___ EXERCISE MATERIALS

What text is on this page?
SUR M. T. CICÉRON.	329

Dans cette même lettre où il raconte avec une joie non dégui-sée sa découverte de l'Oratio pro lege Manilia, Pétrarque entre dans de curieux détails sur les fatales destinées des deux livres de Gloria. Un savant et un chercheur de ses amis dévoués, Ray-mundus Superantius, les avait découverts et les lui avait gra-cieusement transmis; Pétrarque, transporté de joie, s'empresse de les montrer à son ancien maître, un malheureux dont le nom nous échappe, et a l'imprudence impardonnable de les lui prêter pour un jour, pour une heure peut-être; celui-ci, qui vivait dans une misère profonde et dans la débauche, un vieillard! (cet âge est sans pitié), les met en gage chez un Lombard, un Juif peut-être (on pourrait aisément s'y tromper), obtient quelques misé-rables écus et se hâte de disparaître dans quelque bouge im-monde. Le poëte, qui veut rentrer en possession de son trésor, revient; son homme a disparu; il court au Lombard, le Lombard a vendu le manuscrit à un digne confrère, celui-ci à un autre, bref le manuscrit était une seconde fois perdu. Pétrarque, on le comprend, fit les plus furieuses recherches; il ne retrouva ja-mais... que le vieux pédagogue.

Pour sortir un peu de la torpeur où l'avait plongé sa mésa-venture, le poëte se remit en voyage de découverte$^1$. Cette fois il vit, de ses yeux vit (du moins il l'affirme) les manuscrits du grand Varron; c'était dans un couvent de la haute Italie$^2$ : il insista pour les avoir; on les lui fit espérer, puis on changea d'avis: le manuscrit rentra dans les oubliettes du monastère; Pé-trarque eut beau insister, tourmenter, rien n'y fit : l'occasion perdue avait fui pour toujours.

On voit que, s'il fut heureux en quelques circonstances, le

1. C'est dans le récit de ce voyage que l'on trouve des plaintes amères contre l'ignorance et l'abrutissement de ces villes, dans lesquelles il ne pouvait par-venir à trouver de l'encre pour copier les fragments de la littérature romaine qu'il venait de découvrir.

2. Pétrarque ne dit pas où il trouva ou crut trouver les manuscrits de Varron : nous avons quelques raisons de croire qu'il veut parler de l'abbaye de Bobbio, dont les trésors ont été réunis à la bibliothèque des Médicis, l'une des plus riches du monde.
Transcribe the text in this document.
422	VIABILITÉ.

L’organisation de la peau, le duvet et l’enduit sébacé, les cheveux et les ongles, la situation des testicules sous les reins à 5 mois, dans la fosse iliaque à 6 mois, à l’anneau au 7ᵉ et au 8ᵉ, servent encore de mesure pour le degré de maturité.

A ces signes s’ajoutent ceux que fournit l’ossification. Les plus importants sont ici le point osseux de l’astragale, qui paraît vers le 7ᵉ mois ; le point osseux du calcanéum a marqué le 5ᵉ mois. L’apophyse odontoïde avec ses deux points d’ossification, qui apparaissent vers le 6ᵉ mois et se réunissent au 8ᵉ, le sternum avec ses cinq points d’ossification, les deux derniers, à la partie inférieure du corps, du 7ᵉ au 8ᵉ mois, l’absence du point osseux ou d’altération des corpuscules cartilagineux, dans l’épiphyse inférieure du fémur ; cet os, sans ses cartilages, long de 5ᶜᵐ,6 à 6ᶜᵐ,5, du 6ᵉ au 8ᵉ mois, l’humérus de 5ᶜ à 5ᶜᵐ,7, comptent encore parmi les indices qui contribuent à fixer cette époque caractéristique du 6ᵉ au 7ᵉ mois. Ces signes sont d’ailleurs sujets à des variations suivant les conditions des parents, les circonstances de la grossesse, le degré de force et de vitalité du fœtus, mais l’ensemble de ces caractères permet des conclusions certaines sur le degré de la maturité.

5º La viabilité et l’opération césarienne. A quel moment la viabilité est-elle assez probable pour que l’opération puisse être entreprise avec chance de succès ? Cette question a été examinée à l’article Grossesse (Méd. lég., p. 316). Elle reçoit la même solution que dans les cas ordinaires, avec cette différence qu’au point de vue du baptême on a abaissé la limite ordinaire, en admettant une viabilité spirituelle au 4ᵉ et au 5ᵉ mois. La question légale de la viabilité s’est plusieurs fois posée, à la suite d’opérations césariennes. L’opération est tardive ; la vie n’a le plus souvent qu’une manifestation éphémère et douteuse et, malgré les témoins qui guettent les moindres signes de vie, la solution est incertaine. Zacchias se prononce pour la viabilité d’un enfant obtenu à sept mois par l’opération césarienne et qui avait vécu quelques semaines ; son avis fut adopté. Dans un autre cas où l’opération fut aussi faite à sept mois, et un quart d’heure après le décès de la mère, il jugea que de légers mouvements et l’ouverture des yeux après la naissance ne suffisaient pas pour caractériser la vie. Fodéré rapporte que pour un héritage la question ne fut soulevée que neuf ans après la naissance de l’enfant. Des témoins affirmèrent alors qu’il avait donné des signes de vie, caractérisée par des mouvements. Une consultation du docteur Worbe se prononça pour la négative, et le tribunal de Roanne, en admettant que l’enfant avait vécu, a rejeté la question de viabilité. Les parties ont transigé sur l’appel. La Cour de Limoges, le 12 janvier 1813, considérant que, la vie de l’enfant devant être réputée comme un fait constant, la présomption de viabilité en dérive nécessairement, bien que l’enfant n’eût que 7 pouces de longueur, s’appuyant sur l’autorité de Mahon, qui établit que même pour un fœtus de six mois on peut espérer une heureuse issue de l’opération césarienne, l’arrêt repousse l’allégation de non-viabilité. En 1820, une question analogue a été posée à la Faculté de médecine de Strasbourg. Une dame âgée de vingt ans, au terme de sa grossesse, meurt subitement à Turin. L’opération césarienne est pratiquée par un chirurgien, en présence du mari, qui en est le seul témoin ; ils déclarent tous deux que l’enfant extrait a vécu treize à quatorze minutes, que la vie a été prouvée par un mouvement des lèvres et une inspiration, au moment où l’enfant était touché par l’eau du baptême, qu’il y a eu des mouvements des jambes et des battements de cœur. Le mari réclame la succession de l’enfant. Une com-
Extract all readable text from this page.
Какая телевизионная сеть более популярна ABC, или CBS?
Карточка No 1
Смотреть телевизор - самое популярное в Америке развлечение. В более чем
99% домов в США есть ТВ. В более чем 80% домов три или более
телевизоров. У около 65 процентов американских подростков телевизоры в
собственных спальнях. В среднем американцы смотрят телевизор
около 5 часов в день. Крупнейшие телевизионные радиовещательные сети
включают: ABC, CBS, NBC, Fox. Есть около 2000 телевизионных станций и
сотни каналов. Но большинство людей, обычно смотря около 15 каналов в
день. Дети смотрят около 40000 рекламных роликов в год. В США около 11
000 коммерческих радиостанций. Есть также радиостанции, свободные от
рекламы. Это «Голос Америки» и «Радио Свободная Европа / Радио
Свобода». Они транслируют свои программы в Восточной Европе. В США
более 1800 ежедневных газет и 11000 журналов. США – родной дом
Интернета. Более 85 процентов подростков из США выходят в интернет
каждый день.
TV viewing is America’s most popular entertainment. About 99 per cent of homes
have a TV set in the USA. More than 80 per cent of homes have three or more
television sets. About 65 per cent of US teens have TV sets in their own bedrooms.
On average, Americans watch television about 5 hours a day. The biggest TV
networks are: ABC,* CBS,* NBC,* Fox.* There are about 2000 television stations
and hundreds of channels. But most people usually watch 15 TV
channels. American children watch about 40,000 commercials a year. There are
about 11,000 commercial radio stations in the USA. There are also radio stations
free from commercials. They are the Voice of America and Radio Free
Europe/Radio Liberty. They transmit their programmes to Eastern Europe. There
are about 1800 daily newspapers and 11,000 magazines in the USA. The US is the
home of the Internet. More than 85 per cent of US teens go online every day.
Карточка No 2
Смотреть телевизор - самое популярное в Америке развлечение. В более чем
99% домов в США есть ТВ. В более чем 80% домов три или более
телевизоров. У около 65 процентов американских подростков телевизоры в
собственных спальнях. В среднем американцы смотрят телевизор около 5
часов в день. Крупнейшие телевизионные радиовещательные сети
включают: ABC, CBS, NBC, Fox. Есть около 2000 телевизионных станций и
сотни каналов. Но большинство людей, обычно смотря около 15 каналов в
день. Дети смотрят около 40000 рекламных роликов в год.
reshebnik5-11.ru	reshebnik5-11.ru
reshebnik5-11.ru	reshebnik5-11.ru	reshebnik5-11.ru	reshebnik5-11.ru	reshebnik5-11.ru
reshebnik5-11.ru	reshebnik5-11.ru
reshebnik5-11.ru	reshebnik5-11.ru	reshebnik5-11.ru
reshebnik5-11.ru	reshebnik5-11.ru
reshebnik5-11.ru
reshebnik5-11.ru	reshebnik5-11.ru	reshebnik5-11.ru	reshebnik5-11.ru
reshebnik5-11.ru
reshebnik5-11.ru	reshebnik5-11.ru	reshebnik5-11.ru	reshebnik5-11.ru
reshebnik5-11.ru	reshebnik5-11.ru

______

▸ PROBLEM TO WORK ON
Each line above that includes "рекламных" should be shown.

▸ RESPONSE BELOW
день. Дети смотрят около 40000 рекламных роликов в год. В США около 11
день. Дети смотрят около 40000 рекламных роликов в год.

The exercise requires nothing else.